■ **WORK TO COMPLETE**: Below are records. Copy every line with "ylabel" in it.
** start of DATA FOR THIS TASK **
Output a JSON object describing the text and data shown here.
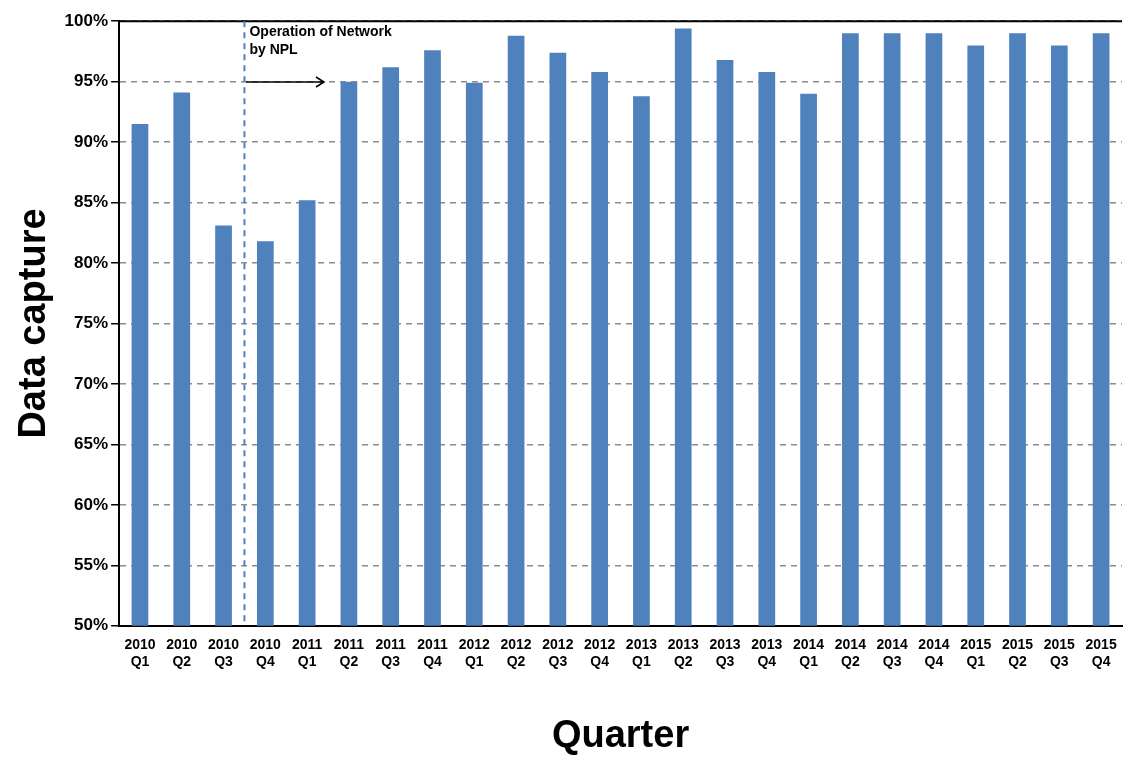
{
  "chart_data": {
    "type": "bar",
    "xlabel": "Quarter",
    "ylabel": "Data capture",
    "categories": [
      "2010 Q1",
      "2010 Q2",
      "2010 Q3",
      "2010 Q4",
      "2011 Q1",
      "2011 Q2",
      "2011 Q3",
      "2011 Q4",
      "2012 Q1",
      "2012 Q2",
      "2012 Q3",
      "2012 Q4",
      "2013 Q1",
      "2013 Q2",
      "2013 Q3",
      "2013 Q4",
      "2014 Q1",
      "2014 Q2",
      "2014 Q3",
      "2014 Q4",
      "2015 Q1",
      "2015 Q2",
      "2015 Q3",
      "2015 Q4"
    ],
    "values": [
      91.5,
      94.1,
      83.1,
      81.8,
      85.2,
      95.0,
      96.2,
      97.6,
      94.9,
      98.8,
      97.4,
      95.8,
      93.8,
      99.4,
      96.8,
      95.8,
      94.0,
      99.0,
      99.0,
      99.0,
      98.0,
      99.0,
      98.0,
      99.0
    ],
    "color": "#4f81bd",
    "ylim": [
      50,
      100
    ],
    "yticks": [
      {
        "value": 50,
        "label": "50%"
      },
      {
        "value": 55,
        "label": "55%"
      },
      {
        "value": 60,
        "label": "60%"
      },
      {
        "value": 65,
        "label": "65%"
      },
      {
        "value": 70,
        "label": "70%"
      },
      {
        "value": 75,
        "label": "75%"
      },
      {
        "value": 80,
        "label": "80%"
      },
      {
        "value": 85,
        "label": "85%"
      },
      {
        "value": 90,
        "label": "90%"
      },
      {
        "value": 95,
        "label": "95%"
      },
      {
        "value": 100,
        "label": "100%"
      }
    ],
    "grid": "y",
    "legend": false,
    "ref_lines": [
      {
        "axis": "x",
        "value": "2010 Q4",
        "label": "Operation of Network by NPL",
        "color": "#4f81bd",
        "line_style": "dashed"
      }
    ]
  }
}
** end of DATA FOR THIS TASK **
** start of DATA FOR THIS TASK **
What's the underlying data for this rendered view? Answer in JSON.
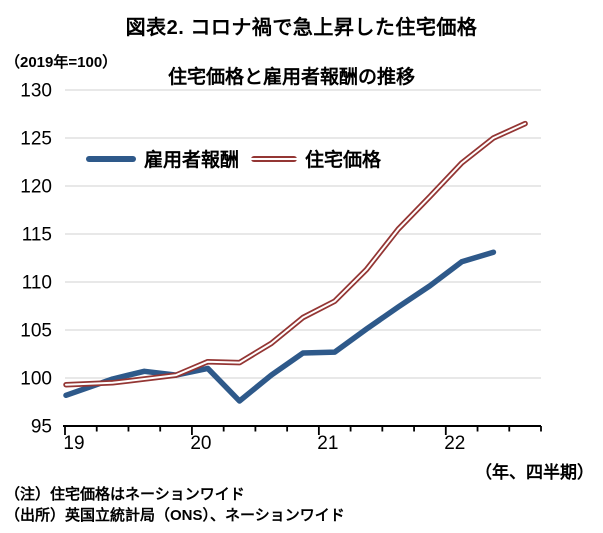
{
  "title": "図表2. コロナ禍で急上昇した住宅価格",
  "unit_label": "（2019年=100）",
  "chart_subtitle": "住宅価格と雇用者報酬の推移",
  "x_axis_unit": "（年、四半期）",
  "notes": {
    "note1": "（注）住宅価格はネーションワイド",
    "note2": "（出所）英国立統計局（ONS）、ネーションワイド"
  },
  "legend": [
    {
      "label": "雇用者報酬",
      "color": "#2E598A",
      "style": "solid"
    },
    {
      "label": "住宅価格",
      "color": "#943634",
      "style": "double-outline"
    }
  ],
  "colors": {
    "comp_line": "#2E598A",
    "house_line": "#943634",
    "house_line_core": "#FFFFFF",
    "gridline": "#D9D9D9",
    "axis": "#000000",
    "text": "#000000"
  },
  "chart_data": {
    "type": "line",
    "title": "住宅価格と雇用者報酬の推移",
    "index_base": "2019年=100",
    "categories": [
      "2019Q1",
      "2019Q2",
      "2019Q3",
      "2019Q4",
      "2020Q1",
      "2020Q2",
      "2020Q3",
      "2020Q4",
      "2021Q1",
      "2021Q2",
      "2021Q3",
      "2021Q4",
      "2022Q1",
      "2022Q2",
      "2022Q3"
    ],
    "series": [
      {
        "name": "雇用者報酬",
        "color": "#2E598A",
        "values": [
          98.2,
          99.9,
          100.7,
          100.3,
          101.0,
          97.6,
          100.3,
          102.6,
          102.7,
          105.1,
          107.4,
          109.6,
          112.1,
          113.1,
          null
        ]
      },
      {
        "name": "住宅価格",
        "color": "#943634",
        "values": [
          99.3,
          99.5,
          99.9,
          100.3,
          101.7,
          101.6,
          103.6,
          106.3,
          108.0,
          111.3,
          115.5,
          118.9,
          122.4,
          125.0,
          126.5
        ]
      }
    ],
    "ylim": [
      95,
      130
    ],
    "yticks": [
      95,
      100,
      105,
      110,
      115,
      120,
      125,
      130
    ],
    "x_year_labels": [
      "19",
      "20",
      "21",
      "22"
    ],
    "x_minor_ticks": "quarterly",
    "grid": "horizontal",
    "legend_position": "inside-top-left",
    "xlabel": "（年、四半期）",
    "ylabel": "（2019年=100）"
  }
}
** end of DATA FOR THIS TASK **
■ **FINISHED ANSWER**:
    "ylabel": "Data capture",
    "ylabel": "（2019年=100）"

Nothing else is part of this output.